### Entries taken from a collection
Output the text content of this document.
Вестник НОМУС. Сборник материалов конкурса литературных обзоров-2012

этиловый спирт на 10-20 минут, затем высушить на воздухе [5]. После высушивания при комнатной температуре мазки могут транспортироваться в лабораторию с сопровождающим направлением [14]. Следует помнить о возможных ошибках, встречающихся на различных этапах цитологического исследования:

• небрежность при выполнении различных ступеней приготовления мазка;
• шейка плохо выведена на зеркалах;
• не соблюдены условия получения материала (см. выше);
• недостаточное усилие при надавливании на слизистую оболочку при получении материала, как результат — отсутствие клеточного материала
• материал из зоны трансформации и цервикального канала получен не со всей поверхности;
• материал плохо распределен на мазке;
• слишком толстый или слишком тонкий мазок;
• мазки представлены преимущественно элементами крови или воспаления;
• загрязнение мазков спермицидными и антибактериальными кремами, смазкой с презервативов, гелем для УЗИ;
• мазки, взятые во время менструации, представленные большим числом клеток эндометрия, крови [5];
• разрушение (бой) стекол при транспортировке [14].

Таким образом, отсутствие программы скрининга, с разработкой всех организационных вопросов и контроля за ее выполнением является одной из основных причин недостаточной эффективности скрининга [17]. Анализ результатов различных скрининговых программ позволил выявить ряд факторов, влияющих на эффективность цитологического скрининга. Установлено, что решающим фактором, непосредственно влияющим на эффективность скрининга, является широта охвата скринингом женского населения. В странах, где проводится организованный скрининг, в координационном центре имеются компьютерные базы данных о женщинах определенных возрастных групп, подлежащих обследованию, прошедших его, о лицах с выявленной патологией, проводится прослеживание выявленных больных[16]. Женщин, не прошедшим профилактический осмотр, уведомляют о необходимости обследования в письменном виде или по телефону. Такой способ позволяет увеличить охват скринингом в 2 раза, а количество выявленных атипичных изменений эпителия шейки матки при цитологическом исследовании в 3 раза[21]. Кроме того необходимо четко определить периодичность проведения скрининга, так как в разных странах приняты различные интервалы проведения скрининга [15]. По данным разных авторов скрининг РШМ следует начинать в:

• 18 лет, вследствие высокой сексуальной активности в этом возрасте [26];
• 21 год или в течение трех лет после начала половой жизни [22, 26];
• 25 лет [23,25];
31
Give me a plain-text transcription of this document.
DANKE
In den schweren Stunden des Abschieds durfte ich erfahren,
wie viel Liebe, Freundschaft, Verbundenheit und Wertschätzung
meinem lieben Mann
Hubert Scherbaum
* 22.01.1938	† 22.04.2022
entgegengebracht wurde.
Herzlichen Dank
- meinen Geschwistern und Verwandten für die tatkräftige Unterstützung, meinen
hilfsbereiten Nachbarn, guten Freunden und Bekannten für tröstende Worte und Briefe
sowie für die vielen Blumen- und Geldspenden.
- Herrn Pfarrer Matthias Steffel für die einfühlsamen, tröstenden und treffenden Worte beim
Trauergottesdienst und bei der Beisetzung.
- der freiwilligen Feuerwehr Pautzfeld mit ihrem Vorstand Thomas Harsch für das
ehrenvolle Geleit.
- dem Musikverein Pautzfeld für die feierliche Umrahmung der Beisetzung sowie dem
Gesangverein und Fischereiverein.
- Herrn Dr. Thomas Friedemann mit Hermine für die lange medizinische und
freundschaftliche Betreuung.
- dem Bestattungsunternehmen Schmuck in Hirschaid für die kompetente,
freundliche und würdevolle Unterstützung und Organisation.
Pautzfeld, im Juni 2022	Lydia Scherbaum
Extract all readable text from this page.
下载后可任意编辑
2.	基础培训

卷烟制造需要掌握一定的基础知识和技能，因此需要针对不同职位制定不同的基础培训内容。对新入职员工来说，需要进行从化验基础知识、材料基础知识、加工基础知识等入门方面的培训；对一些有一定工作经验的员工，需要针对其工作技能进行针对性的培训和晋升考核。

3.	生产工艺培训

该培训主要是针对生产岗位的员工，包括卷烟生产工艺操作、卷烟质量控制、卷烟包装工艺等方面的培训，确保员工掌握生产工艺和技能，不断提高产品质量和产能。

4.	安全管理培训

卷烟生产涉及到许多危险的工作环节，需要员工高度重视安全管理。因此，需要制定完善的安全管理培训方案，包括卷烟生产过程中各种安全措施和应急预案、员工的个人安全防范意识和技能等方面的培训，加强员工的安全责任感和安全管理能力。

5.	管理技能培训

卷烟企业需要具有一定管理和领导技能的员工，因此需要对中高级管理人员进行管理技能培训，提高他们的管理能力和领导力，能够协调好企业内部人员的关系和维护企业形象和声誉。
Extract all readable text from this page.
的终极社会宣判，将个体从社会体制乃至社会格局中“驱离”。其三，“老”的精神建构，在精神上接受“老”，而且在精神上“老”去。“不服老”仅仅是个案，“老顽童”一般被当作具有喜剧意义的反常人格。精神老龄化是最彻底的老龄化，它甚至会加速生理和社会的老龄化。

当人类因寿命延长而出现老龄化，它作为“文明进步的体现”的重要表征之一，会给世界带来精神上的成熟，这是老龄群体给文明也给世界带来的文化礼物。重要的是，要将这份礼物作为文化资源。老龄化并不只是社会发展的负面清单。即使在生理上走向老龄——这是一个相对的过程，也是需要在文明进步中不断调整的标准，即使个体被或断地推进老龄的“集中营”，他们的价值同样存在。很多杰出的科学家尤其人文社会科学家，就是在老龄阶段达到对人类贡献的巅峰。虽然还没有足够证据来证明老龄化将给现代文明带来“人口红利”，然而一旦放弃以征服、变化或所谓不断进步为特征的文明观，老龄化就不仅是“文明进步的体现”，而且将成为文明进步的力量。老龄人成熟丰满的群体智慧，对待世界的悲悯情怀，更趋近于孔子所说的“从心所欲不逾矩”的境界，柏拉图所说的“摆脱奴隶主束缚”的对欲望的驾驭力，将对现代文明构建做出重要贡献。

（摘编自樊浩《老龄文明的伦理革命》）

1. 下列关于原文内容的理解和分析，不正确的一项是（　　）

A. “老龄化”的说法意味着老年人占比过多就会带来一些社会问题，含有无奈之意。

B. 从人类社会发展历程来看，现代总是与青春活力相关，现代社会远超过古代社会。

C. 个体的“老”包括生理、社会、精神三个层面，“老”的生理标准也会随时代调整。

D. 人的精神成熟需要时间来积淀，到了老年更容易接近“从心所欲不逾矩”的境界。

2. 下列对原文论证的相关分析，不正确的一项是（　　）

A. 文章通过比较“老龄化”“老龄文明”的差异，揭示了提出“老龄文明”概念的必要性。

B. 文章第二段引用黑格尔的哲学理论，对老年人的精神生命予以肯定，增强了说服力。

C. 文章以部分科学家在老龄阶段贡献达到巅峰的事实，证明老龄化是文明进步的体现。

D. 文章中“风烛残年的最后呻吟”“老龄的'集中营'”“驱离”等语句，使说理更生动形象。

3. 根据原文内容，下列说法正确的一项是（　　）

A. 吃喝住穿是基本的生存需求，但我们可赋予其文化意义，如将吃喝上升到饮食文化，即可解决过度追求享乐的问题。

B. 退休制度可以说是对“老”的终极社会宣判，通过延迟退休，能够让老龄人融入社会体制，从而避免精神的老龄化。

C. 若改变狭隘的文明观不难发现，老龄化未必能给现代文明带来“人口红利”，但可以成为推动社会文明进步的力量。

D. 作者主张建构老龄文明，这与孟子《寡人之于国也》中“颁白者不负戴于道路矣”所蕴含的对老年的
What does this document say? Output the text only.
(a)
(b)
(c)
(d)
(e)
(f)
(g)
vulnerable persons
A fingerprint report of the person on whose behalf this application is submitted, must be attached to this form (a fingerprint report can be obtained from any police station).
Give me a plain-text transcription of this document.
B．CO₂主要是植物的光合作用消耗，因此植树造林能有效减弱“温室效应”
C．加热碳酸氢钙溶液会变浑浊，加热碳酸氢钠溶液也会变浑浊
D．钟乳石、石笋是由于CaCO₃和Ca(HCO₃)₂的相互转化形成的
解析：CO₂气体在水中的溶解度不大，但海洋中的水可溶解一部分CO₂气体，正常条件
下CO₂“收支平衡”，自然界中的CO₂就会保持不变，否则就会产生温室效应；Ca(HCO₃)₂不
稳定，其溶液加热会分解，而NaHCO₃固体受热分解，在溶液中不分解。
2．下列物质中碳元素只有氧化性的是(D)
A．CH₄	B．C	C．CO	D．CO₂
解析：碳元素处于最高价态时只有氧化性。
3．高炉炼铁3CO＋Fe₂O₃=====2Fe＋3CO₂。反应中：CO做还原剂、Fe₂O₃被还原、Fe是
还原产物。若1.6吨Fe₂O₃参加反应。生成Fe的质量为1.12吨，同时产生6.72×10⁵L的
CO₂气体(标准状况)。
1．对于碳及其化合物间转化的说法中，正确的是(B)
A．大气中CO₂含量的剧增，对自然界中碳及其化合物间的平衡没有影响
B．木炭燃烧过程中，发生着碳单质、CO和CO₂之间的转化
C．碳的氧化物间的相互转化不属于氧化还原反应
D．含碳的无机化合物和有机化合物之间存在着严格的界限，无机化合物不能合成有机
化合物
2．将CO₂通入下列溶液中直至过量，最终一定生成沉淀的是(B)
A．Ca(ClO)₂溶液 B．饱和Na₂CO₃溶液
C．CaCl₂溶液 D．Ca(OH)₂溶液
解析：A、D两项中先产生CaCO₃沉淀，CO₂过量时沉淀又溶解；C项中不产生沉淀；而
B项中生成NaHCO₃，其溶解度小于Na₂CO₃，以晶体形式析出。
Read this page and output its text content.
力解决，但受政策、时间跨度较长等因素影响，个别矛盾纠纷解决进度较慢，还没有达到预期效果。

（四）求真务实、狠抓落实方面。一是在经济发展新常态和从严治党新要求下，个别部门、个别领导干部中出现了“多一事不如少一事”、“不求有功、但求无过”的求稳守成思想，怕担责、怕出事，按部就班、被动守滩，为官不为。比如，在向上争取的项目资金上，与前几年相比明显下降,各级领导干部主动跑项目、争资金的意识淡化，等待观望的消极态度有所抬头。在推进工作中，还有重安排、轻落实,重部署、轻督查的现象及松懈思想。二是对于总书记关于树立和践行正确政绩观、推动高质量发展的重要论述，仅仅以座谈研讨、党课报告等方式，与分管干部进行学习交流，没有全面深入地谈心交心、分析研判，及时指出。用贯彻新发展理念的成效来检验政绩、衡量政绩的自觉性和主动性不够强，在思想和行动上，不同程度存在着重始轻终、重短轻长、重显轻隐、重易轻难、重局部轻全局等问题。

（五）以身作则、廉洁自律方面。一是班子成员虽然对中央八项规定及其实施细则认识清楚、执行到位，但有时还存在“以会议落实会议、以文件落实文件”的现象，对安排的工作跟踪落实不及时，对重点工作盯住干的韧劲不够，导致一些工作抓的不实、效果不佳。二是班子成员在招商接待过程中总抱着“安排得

### Work to do
Copy and report every line where the word "document" is present.

### Answer to the exercise
Output the text content of this document.
Give me a plain-text transcription of this document.
What does this document say? Output the text only.
Give me a plain-text transcription of this document.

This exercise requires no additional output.